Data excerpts
=-=-=-=-=

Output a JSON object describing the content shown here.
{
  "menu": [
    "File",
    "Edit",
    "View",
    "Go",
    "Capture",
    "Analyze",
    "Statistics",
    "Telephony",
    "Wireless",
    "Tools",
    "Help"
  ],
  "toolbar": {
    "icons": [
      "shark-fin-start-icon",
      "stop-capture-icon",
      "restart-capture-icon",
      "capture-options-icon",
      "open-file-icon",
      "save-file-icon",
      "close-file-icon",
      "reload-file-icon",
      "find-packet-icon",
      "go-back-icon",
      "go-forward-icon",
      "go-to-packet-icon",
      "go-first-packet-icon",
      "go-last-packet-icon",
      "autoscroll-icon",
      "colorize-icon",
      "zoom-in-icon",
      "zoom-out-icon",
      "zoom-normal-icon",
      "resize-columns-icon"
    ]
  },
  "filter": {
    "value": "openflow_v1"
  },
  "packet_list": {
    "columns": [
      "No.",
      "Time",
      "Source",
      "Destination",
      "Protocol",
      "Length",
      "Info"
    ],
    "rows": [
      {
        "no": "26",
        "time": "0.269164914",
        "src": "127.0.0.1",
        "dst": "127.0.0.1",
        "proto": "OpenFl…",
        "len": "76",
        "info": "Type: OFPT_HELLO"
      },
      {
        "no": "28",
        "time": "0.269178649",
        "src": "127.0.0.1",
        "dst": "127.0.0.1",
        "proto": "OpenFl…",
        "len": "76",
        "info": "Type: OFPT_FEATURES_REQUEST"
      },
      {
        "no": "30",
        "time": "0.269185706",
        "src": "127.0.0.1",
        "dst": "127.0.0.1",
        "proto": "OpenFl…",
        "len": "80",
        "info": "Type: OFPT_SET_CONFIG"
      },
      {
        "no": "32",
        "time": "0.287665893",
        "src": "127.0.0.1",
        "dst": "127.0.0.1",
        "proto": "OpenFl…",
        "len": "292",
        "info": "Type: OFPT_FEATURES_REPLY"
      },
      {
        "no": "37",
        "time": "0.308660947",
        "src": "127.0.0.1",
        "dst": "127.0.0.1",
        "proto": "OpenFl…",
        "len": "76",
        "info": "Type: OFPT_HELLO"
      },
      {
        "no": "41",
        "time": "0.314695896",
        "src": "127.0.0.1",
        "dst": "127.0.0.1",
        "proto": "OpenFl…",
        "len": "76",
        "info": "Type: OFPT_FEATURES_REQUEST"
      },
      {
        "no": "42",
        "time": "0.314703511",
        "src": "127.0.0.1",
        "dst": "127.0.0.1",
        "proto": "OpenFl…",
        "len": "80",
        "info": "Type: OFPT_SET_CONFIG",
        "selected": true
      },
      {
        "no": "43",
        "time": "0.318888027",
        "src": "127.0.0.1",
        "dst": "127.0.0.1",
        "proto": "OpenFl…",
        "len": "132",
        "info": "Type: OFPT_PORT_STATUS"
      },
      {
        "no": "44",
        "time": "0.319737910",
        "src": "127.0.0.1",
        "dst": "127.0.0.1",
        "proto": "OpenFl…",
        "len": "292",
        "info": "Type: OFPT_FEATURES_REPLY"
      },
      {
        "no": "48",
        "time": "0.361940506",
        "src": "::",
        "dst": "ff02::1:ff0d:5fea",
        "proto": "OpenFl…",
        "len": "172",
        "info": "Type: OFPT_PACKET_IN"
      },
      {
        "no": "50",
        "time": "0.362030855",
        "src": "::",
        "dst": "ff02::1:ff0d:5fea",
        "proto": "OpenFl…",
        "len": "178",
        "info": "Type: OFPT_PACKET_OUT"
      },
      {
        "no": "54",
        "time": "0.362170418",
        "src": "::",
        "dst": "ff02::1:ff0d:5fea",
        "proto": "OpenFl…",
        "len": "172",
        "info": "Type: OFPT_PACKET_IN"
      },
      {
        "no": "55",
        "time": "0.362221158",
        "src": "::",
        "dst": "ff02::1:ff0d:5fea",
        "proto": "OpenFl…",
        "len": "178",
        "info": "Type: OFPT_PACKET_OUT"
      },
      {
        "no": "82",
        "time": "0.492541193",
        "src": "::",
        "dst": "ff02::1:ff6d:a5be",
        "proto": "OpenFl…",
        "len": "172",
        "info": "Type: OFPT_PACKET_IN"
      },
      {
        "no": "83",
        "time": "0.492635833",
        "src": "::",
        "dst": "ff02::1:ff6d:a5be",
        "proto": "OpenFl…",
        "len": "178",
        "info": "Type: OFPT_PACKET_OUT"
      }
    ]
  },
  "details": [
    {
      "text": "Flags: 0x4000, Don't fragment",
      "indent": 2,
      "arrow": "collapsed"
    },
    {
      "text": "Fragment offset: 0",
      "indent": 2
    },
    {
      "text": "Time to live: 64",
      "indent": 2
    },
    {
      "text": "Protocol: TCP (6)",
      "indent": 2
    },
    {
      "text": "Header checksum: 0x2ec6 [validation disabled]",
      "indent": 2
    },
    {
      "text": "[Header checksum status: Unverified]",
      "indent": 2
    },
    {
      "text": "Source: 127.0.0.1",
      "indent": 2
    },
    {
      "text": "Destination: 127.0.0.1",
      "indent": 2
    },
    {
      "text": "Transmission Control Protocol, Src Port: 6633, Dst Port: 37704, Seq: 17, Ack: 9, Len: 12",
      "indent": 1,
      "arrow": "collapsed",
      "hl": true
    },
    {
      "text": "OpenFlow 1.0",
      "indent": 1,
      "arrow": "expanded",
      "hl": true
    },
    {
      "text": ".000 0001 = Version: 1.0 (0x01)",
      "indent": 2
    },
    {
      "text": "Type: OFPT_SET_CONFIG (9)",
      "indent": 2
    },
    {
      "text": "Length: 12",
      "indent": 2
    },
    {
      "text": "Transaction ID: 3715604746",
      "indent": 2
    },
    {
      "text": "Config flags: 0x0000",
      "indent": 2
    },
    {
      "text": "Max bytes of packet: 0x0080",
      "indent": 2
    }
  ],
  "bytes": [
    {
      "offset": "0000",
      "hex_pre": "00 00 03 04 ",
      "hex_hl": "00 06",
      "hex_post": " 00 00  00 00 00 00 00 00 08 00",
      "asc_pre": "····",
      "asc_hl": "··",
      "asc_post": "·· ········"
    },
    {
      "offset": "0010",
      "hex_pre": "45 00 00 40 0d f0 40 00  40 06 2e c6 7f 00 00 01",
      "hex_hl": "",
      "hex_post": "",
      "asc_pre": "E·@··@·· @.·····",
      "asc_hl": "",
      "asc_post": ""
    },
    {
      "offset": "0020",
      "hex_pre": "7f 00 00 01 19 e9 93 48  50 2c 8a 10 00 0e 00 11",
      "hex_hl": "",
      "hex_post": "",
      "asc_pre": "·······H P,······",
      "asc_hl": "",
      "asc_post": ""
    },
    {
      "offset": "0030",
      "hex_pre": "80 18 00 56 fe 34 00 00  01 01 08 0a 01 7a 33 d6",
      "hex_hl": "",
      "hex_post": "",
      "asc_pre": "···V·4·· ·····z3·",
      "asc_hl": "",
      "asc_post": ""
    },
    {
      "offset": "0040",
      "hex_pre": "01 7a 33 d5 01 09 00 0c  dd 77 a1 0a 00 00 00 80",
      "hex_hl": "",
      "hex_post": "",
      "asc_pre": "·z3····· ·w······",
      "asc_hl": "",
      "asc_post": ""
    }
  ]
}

=-=-=-=-=

■ The exercise ■
Output the entries verbatim.

■ Written solution ■
Output a JSON object describing the content shown here.
{
  "menu": [
    "File",
    "Edit",
    "View",
    "Go",
    "Capture",
    "Analyze",
    "Statistics",
    "Telephony",
    "Wireless",
    "Tools",
    "Help"
  ],
  "toolbar": {
    "icons": [
      "shark-fin-start-icon",
      "stop-capture-icon",
      "restart-capture-icon",
      "capture-options-icon",
      "open-file-icon",
      "save-file-icon",
      "close-file-icon",
      "reload-file-icon",
      "find-packet-icon",
      "go-back-icon",
      "go-forward-icon",
      "go-to-packet-icon",
      "go-first-packet-icon",
      "go-last-packet-icon",
      "autoscroll-icon",
      "colorize-icon",
      "zoom-in-icon",
      "zoom-out-icon",
      "zoom-normal-icon",
      "resize-columns-icon"
    ]
  },
  "filter": {
    "value": "openflow_v1"
  },
  "packet_list": {
    "columns": [
      "No.",
      "Time",
      "Source",
      "Destination",
      "Protocol",
      "Length",
      "Info"
    ],
    "rows": [
      {
        "no": "26",
        "time": "0.269164914",
        "src": "127.0.0.1",
        "dst": "127.0.0.1",
        "proto": "OpenFl…",
        "len": "76",
        "info": "Type: OFPT_HELLO"
      },
      {
        "no": "28",
        "time": "0.269178649",
        "src": "127.0.0.1",
        "dst": "127.0.0.1",
        "proto": "OpenFl…",
        "len": "76",
        "info": "Type: OFPT_FEATURES_REQUEST"
      },
      {
        "no": "30",
        "time": "0.269185706",
        "src": "127.0.0.1",
        "dst": "127.0.0.1",
        "proto": "OpenFl…",
        "len": "80",
        "info": "Type: OFPT_SET_CONFIG"
      },
      {
        "no": "32",
        "time": "0.287665893",
        "src": "127.0.0.1",
        "dst": "127.0.0.1",
        "proto": "OpenFl…",
        "len": "292",
        "info": "Type: OFPT_FEATURES_REPLY"
      },
      {
        "no": "37",
        "time": "0.308660947",
        "src": "127.0.0.1",
        "dst": "127.0.0.1",
        "proto": "OpenFl…",
        "len": "76",
        "info": "Type: OFPT_HELLO"
      },
      {
        "no": "41",
        "time": "0.314695896",
        "src": "127.0.0.1",
        "dst": "127.0.0.1",
        "proto": "OpenFl…",
        "len": "76",
        "info": "Type: OFPT_FEATURES_REQUEST"
      },
      {
        "no": "42",
        "time": "0.314703511",
        "src": "127.0.0.1",
        "dst": "127.0.0.1",
        "proto": "OpenFl…",
        "len": "80",
        "info": "Type: OFPT_SET_CONFIG",
        "selected": true
      },
      {
        "no": "43",
        "time": "0.318888027",
        "src": "127.0.0.1",
        "dst": "127.0.0.1",
        "proto": "OpenFl…",
        "len": "132",
        "info": "Type: OFPT_PORT_STATUS"
      },
      {
        "no": "44",
        "time": "0.319737910",
        "src": "127.0.0.1",
        "dst": "127.0.0.1",
        "proto": "OpenFl…",
        "len": "292",
        "info": "Type: OFPT_FEATURES_REPLY"
      },
      {
        "no": "48",
        "time": "0.361940506",
        "src": "::",
        "dst": "ff02::1:ff0d:5fea",
        "proto": "OpenFl…",
        "len": "172",
        "info": "Type: OFPT_PACKET_IN"
      },
      {
        "no": "50",
        "time": "0.362030855",
        "src": "::",
        "dst": "ff02::1:ff0d:5fea",
        "proto": "OpenFl…",
        "len": "178",
        "info": "Type: OFPT_PACKET_OUT"
      },
      {
        "no": "54",
        "time": "0.362170418",
        "src": "::",
        "dst": "ff02::1:ff0d:5fea",
        "proto": "OpenFl…",
        "len": "172",
        "info": "Type: OFPT_PACKET_IN"
      },
      {
        "no": "55",
        "time": "0.362221158",
        "src": "::",
        "dst": "ff02::1:ff0d:5fea",
        "proto": "OpenFl…",
        "len": "178",
        "info": "Type: OFPT_PACKET_OUT"
      },
      {
        "no": "82",
        "time": "0.492541193",
        "src": "::",
        "dst": "ff02::1:ff6d:a5be",
        "proto": "OpenFl…",
        "len": "172",
        "info": "Type: OFPT_PACKET_IN"
      },
      {
        "no": "83",
        "time": "0.492635833",
        "src": "::",
        "dst": "ff02::1:ff6d:a5be",
        "proto": "OpenFl…",
        "len": "178",
        "info": "Type: OFPT_PACKET_OUT"
      }
    ]
  },
  "details": [
    {
      "text": "Flags: 0x4000, Don't fragment",
      "indent": 2,
      "arrow": "collapsed"
    },
    {
      "text": "Fragment offset: 0",
      "indent": 2
    },
    {
      "text": "Time to live: 64",
      "indent": 2
    },
    {
      "text": "Protocol: TCP (6)",
      "indent": 2
    },
    {
      "text": "Header checksum: 0x2ec6 [validation disabled]",
      "indent": 2
    },
    {
      "text": "[Header checksum status: Unverified]",
      "indent": 2
    },
    {
      "text": "Source: 127.0.0.1",
      "indent": 2
    },
    {
      "text": "Destination: 127.0.0.1",
      "indent": 2
    },
    {
      "text": "Transmission Control Protocol, Src Port: 6633, Dst Port: 37704, Seq: 17, Ack: 9, Len: 12",
      "indent": 1,
      "arrow": "collapsed",
      "hl": true
    },
    {
      "text": "OpenFlow 1.0",
      "indent": 1,
      "arrow": "expanded",
      "hl": true
    },
    {
      "text": ".000 0001 = Version: 1.0 (0x01)",
      "indent": 2
    },
    {
      "text": "Type: OFPT_SET_CONFIG (9)",
      "indent": 2
    },
    {
      "text": "Length: 12",
      "indent": 2
    },
    {
      "text": "Transaction ID: 3715604746",
      "indent": 2
    },
    {
      "text": "Config flags: 0x0000",
      "indent": 2
    },
    {
      "text": "Max bytes of packet: 0x0080",
      "indent": 2
    }
  ],
  "bytes": [
    {
      "offset": "0000",
      "hex_pre": "00 00 03 04 ",
      "hex_hl": "00 06",
      "hex_post": " 00 00  00 00 00 00 00 00 08 00",
      "asc_pre": "····",
      "asc_hl": "··",
      "asc_post": "·· ········"
    },
    {
      "offset": "0010",
      "hex_pre": "45 00 00 40 0d f0 40 00  40 06 2e c6 7f 00 00 01",
      "hex_hl": "",
      "hex_post": "",
      "asc_pre": "E·@··@·· @.·····",
      "asc_hl": "",
      "asc_post": ""
    },
    {
      "offset": "0020",
      "hex_pre": "7f 00 00 01 19 e9 93 48  50 2c 8a 10 00 0e 00 11",
      "hex_hl": "",
      "hex_post": "",
      "asc_pre": "·······H P,······",
      "asc_hl": "",
      "asc_post": ""
    },
    {
      "offset": "0030",
      "hex_pre": "80 18 00 56 fe 34 00 00  01 01 08 0a 01 7a 33 d6",
      "hex_hl": "",
      "hex_post": "",
      "asc_pre": "···V·4·· ·····z3·",
      "asc_hl": "",
      "asc_post": ""
    },
    {
      "offset": "0040",
      "hex_pre": "01 7a 33 d5 01 09 00 0c  dd 77 a1 0a 00 00 00 80",
      "hex_hl": "",
      "hex_post": "",
      "asc_pre": "·z3····· ·w······",
      "asc_hl": "",
      "asc_post": ""
    }
  ]
}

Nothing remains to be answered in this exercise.